Work required: Send back the entries below exactly as they appear.

[Dataset items]
****************************************

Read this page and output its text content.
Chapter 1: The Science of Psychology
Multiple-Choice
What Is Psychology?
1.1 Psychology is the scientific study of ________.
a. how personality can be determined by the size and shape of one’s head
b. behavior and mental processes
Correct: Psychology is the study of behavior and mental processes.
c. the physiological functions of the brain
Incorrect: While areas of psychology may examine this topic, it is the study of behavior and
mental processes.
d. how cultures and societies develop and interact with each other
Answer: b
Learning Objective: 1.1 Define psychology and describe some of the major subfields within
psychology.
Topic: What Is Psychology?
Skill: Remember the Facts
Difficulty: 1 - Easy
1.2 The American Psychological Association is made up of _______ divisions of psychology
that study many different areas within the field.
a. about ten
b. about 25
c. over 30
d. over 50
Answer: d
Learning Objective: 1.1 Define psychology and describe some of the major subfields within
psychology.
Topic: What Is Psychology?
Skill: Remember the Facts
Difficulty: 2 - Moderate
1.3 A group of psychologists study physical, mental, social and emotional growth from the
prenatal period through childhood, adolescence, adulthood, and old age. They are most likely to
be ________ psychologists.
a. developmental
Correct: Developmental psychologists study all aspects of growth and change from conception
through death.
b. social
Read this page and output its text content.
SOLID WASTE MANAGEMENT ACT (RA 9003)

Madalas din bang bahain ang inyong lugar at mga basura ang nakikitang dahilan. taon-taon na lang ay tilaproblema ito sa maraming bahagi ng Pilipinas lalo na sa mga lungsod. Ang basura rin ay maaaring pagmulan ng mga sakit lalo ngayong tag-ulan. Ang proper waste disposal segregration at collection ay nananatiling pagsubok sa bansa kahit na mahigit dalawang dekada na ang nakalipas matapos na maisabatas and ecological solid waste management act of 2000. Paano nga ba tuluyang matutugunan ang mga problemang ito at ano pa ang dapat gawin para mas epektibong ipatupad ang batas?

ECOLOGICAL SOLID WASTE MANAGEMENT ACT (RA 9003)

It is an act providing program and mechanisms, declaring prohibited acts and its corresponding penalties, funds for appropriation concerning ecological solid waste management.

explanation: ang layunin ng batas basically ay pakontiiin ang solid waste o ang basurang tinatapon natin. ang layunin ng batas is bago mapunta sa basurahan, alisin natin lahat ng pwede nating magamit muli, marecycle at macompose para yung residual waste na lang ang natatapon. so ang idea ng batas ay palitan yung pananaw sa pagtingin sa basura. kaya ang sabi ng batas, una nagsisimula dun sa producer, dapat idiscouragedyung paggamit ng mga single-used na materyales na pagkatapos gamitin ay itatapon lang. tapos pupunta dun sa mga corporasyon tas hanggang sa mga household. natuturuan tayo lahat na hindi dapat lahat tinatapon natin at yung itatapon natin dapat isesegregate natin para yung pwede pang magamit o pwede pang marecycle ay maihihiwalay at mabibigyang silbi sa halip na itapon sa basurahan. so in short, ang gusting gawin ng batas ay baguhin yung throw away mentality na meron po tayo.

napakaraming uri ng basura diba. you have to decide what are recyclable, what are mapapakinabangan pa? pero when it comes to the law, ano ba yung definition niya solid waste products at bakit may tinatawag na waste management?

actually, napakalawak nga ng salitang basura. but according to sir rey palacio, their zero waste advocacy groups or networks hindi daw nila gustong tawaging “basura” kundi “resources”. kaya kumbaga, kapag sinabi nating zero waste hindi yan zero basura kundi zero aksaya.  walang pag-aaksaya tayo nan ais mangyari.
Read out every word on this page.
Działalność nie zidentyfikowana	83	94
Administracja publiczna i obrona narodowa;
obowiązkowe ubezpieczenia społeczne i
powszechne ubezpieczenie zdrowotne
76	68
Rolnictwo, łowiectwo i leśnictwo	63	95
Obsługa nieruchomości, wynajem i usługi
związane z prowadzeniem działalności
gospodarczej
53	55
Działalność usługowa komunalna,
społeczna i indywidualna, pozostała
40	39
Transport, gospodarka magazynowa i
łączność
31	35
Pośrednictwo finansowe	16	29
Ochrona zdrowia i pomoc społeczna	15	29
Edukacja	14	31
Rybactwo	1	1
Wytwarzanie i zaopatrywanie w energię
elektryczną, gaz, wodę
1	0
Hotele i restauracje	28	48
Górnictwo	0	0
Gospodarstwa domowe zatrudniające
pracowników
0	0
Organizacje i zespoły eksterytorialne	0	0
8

****************************************

Solution:
Read this page and output its text content.
Chapter 1: The Science of Psychology
Multiple-Choice
What Is Psychology?
1.1 Psychology is the scientific study of ________.
a. how personality can be determined by the size and shape of one’s head
b. behavior and mental processes
Correct: Psychology is the study of behavior and mental processes.
c. the physiological functions of the brain
Incorrect: While areas of psychology may examine this topic, it is the study of behavior and
mental processes.
d. how cultures and societies develop and interact with each other
Answer: b
Learning Objective: 1.1 Define psychology and describe some of the major subfields within
psychology.
Topic: What Is Psychology?
Skill: Remember the Facts
Difficulty: 1 - Easy
1.2 The American Psychological Association is made up of _______ divisions of psychology
that study many different areas within the field.
a. about ten
b. about 25
c. over 30
d. over 50
Answer: d
Learning Objective: 1.1 Define psychology and describe some of the major subfields within
psychology.
Topic: What Is Psychology?
Skill: Remember the Facts
Difficulty: 2 - Moderate
1.3 A group of psychologists study physical, mental, social and emotional growth from the
prenatal period through childhood, adolescence, adulthood, and old age. They are most likely to
be ________ psychologists.
a. developmental
Correct: Developmental psychologists study all aspects of growth and change from conception
through death.
b. social
Read this page and output its text content.
SOLID WASTE MANAGEMENT ACT (RA 9003)

Madalas din bang bahain ang inyong lugar at mga basura ang nakikitang dahilan. taon-taon na lang ay tilaproblema ito sa maraming bahagi ng Pilipinas lalo na sa mga lungsod. Ang basura rin ay maaaring pagmulan ng mga sakit lalo ngayong tag-ulan. Ang proper waste disposal segregration at collection ay nananatiling pagsubok sa bansa kahit na mahigit dalawang dekada na ang nakalipas matapos na maisabatas and ecological solid waste management act of 2000. Paano nga ba tuluyang matutugunan ang mga problemang ito at ano pa ang dapat gawin para mas epektibong ipatupad ang batas?

ECOLOGICAL SOLID WASTE MANAGEMENT ACT (RA 9003)

It is an act providing program and mechanisms, declaring prohibited acts and its corresponding penalties, funds for appropriation concerning ecological solid waste management.

explanation: ang layunin ng batas basically ay pakontiiin ang solid waste o ang basurang tinatapon natin. ang layunin ng batas is bago mapunta sa basurahan, alisin natin lahat ng pwede nating magamit muli, marecycle at macompose para yung residual waste na lang ang natatapon. so ang idea ng batas ay palitan yung pananaw sa pagtingin sa basura. kaya ang sabi ng batas, una nagsisimula dun sa producer, dapat idiscouragedyung paggamit ng mga single-used na materyales na pagkatapos gamitin ay itatapon lang. tapos pupunta dun sa mga corporasyon tas hanggang sa mga household. natuturuan tayo lahat na hindi dapat lahat tinatapon natin at yung itatapon natin dapat isesegregate natin para yung pwede pang magamit o pwede pang marecycle ay maihihiwalay at mabibigyang silbi sa halip na itapon sa basurahan. so in short, ang gusting gawin ng batas ay baguhin yung throw away mentality na meron po tayo.

napakaraming uri ng basura diba. you have to decide what are recyclable, what are mapapakinabangan pa? pero when it comes to the law, ano ba yung definition niya solid waste products at bakit may tinatawag na waste management?

actually, napakalawak nga ng salitang basura. but according to sir rey palacio, their zero waste advocacy groups or networks hindi daw nila gustong tawaging “basura” kundi “resources”. kaya kumbaga, kapag sinabi nating zero waste hindi yan zero basura kundi zero aksaya.  walang pag-aaksaya tayo nan ais mangyari.
Read out every word on this page.
Działalność nie zidentyfikowana	83	94
Administracja publiczna i obrona narodowa;
obowiązkowe ubezpieczenia społeczne i
powszechne ubezpieczenie zdrowotne
76	68
Rolnictwo, łowiectwo i leśnictwo	63	95
Obsługa nieruchomości, wynajem i usługi
związane z prowadzeniem działalności
gospodarczej
53	55
Działalność usługowa komunalna,
społeczna i indywidualna, pozostała
40	39
Transport, gospodarka magazynowa i
łączność
31	35
Pośrednictwo finansowe	16	29
Ochrona zdrowia i pomoc społeczna	15	29
Edukacja	14	31
Rybactwo	1	1
Wytwarzanie i zaopatrywanie w energię
elektryczną, gaz, wodę
1	0
Hotele i restauracje	28	48
Górnictwo	0	0
Gospodarstwa domowe zatrudniające
pracowników
0	0
Organizacje i zespoły eksterytorialne	0	0
8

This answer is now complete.